> DATA EXCERPTS:
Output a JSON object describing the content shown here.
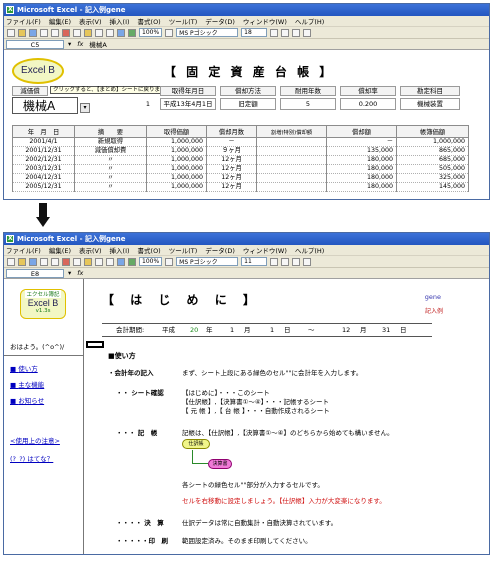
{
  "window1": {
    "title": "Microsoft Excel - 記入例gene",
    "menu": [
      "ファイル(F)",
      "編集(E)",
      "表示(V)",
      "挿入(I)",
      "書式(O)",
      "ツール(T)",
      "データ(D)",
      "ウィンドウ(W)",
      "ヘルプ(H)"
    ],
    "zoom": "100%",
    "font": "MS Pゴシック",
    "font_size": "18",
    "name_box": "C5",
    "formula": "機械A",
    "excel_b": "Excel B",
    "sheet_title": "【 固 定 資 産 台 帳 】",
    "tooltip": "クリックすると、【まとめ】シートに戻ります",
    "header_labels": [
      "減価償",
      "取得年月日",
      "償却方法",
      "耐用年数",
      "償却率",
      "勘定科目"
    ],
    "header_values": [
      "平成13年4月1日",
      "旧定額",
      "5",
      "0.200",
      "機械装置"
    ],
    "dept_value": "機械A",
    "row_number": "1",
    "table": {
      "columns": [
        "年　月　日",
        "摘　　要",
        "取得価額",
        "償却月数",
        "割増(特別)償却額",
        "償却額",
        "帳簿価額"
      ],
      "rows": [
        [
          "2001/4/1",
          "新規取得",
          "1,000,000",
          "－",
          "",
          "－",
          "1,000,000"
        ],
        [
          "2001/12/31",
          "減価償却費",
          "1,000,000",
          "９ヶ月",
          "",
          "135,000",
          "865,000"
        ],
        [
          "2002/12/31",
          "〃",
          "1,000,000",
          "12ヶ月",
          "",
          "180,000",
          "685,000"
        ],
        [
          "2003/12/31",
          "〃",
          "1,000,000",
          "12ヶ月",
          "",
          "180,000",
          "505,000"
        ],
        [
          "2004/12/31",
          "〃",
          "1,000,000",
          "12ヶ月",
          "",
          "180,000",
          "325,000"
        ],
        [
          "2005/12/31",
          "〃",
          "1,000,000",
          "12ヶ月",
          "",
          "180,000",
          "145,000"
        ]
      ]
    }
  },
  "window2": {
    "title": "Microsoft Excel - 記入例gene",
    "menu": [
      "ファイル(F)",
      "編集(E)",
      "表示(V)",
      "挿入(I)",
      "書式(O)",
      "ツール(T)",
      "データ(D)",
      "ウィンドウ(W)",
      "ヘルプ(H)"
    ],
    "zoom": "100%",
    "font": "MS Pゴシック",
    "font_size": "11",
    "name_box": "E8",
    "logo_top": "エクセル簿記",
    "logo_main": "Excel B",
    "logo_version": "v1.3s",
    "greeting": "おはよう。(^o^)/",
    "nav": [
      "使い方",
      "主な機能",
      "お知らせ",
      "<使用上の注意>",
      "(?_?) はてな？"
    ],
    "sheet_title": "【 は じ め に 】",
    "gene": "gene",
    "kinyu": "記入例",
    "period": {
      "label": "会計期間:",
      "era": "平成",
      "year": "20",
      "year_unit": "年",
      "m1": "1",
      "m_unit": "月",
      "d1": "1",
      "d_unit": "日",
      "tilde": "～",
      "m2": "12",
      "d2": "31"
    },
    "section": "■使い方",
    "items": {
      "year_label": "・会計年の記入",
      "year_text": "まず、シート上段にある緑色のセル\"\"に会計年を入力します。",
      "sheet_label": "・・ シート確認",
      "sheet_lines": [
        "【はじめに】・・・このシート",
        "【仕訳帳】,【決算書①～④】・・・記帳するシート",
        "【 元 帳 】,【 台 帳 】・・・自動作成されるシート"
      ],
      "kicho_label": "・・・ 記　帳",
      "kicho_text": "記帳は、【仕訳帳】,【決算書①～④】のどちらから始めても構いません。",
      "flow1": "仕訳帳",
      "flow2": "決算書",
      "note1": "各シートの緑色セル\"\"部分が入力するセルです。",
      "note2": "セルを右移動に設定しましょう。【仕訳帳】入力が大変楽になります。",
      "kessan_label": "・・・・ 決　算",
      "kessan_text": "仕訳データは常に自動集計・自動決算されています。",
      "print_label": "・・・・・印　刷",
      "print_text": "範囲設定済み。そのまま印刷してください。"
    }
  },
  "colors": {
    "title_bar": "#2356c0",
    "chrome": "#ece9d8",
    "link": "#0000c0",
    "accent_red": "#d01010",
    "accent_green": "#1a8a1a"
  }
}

> SET TASK: Print every entry above again without changing a word, and omit the pictures.

> EXPECTED ANSWER:
Output a JSON object describing the content shown here.
{
  "window1": {
    "title": "Microsoft Excel - 記入例gene",
    "menu": [
      "ファイル(F)",
      "編集(E)",
      "表示(V)",
      "挿入(I)",
      "書式(O)",
      "ツール(T)",
      "データ(D)",
      "ウィンドウ(W)",
      "ヘルプ(H)"
    ],
    "zoom": "100%",
    "font": "MS Pゴシック",
    "font_size": "18",
    "name_box": "C5",
    "formula": "機械A",
    "excel_b": "Excel B",
    "sheet_title": "【 固 定 資 産 台 帳 】",
    "tooltip": "クリックすると、【まとめ】シートに戻ります",
    "header_labels": [
      "減価償",
      "取得年月日",
      "償却方法",
      "耐用年数",
      "償却率",
      "勘定科目"
    ],
    "header_values": [
      "平成13年4月1日",
      "旧定額",
      "5",
      "0.200",
      "機械装置"
    ],
    "dept_value": "機械A",
    "row_number": "1",
    "table": {
      "columns": [
        "年　月　日",
        "摘　　要",
        "取得価額",
        "償却月数",
        "割増(特別)償却額",
        "償却額",
        "帳簿価額"
      ],
      "rows": [
        [
          "2001/4/1",
          "新規取得",
          "1,000,000",
          "－",
          "",
          "－",
          "1,000,000"
        ],
        [
          "2001/12/31",
          "減価償却費",
          "1,000,000",
          "９ヶ月",
          "",
          "135,000",
          "865,000"
        ],
        [
          "2002/12/31",
          "〃",
          "1,000,000",
          "12ヶ月",
          "",
          "180,000",
          "685,000"
        ],
        [
          "2003/12/31",
          "〃",
          "1,000,000",
          "12ヶ月",
          "",
          "180,000",
          "505,000"
        ],
        [
          "2004/12/31",
          "〃",
          "1,000,000",
          "12ヶ月",
          "",
          "180,000",
          "325,000"
        ],
        [
          "2005/12/31",
          "〃",
          "1,000,000",
          "12ヶ月",
          "",
          "180,000",
          "145,000"
        ]
      ]
    }
  },
  "window2": {
    "title": "Microsoft Excel - 記入例gene",
    "menu": [
      "ファイル(F)",
      "編集(E)",
      "表示(V)",
      "挿入(I)",
      "書式(O)",
      "ツール(T)",
      "データ(D)",
      "ウィンドウ(W)",
      "ヘルプ(H)"
    ],
    "zoom": "100%",
    "font": "MS Pゴシック",
    "font_size": "11",
    "name_box": "E8",
    "logo_top": "エクセル簿記",
    "logo_main": "Excel B",
    "logo_version": "v1.3s",
    "greeting": "おはよう。(^o^)/",
    "nav": [
      "使い方",
      "主な機能",
      "お知らせ",
      "<使用上の注意>",
      "(?_?) はてな？"
    ],
    "sheet_title": "【 は じ め に 】",
    "gene": "gene",
    "kinyu": "記入例",
    "period": {
      "label": "会計期間:",
      "era": "平成",
      "year": "20",
      "year_unit": "年",
      "m1": "1",
      "m_unit": "月",
      "d1": "1",
      "d_unit": "日",
      "tilde": "～",
      "m2": "12",
      "d2": "31"
    },
    "section": "■使い方",
    "items": {
      "year_label": "・会計年の記入",
      "year_text": "まず、シート上段にある緑色のセル\"\"に会計年を入力します。",
      "sheet_label": "・・ シート確認",
      "sheet_lines": [
        "【はじめに】・・・このシート",
        "【仕訳帳】,【決算書①～④】・・・記帳するシート",
        "【 元 帳 】,【 台 帳 】・・・自動作成されるシート"
      ],
      "kicho_label": "・・・ 記　帳",
      "kicho_text": "記帳は、【仕訳帳】,【決算書①～④】のどちらから始めても構いません。",
      "flow1": "仕訳帳",
      "flow2": "決算書",
      "note1": "各シートの緑色セル\"\"部分が入力するセルです。",
      "note2": "セルを右移動に設定しましょう。【仕訳帳】入力が大変楽になります。",
      "kessan_label": "・・・・ 決　算",
      "kessan_text": "仕訳データは常に自動集計・自動決算されています。",
      "print_label": "・・・・・印　刷",
      "print_text": "範囲設定済み。そのまま印刷してください。"
    }
  },
  "colors": {
    "title_bar": "#2356c0",
    "chrome": "#ece9d8",
    "link": "#0000c0",
    "accent_red": "#d01010",
    "accent_green": "#1a8a1a"
  }
}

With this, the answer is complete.